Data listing
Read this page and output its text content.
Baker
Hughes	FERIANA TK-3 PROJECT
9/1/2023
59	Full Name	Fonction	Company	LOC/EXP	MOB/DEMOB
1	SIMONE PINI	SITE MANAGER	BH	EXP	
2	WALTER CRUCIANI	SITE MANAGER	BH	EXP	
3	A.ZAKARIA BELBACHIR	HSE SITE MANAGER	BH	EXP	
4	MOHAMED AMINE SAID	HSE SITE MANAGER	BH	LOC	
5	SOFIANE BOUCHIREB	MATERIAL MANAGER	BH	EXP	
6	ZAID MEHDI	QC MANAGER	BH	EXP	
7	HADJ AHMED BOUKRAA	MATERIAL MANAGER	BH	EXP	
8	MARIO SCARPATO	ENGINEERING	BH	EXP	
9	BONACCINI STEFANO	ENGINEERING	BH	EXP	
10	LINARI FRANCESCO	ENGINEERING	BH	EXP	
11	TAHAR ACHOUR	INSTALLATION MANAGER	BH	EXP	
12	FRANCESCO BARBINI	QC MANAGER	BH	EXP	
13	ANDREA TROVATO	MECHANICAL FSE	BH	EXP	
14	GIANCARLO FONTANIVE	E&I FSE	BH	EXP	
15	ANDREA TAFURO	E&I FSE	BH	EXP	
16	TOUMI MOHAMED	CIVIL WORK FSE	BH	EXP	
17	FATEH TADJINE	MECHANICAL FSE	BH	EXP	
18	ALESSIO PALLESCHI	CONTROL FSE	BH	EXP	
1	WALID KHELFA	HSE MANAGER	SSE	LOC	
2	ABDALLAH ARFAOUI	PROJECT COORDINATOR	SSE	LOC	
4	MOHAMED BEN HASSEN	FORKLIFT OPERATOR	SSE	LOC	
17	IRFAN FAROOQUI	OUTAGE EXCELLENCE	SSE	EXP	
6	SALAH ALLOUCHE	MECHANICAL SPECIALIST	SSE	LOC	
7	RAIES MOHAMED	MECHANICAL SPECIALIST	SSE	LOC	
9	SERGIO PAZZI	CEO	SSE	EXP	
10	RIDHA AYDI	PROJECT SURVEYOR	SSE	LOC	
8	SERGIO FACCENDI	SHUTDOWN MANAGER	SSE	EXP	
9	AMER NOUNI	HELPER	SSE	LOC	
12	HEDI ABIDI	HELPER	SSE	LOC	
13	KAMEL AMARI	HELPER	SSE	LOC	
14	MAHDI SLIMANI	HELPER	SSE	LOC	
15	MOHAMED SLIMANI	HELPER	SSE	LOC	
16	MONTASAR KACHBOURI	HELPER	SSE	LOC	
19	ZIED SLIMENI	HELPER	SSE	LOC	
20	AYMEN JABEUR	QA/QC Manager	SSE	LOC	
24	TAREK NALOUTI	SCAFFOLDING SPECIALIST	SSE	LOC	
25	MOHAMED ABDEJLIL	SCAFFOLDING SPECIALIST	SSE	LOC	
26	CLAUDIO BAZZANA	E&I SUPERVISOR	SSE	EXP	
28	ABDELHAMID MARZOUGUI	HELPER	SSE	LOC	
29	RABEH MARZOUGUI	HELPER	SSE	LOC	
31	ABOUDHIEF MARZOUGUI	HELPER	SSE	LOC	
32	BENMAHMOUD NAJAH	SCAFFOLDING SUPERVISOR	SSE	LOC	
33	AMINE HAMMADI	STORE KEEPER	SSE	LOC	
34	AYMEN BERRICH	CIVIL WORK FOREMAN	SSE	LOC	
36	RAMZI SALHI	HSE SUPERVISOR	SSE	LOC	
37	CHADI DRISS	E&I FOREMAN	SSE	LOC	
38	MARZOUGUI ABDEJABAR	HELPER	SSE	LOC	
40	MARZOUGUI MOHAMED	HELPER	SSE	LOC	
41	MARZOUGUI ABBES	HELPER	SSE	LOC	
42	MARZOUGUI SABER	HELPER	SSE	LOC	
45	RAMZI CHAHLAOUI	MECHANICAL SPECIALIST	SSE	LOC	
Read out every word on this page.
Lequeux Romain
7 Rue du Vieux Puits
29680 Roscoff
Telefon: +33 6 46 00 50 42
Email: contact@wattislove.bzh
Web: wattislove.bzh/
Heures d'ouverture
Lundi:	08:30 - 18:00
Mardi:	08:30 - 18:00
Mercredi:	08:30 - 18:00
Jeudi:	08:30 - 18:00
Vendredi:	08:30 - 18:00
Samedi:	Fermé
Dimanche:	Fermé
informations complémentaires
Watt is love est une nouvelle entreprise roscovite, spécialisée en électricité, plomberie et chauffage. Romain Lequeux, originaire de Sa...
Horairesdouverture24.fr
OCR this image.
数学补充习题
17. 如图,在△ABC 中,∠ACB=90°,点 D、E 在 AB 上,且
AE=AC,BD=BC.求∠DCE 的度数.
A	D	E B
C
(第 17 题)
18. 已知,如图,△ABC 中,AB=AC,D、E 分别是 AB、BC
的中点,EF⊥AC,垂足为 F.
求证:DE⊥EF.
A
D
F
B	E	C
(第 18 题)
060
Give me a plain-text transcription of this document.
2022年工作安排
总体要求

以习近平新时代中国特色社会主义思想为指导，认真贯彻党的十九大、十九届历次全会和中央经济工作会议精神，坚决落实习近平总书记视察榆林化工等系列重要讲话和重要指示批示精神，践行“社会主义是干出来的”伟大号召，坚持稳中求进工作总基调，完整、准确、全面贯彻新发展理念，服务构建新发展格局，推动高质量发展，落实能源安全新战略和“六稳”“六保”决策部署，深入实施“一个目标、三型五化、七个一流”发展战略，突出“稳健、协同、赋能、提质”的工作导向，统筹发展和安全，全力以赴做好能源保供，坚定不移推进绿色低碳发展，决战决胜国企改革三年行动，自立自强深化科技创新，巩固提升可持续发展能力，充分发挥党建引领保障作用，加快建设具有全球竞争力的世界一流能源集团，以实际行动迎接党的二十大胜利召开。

DIRECTION: Go through the material and select each line with the string "SERGIO" in it.

SOLVED PROBLEM:
9	SERGIO PAZZI	CEO	SSE	EXP	
8	SERGIO FACCENDI	SHUTDOWN MANAGER	SSE	EXP	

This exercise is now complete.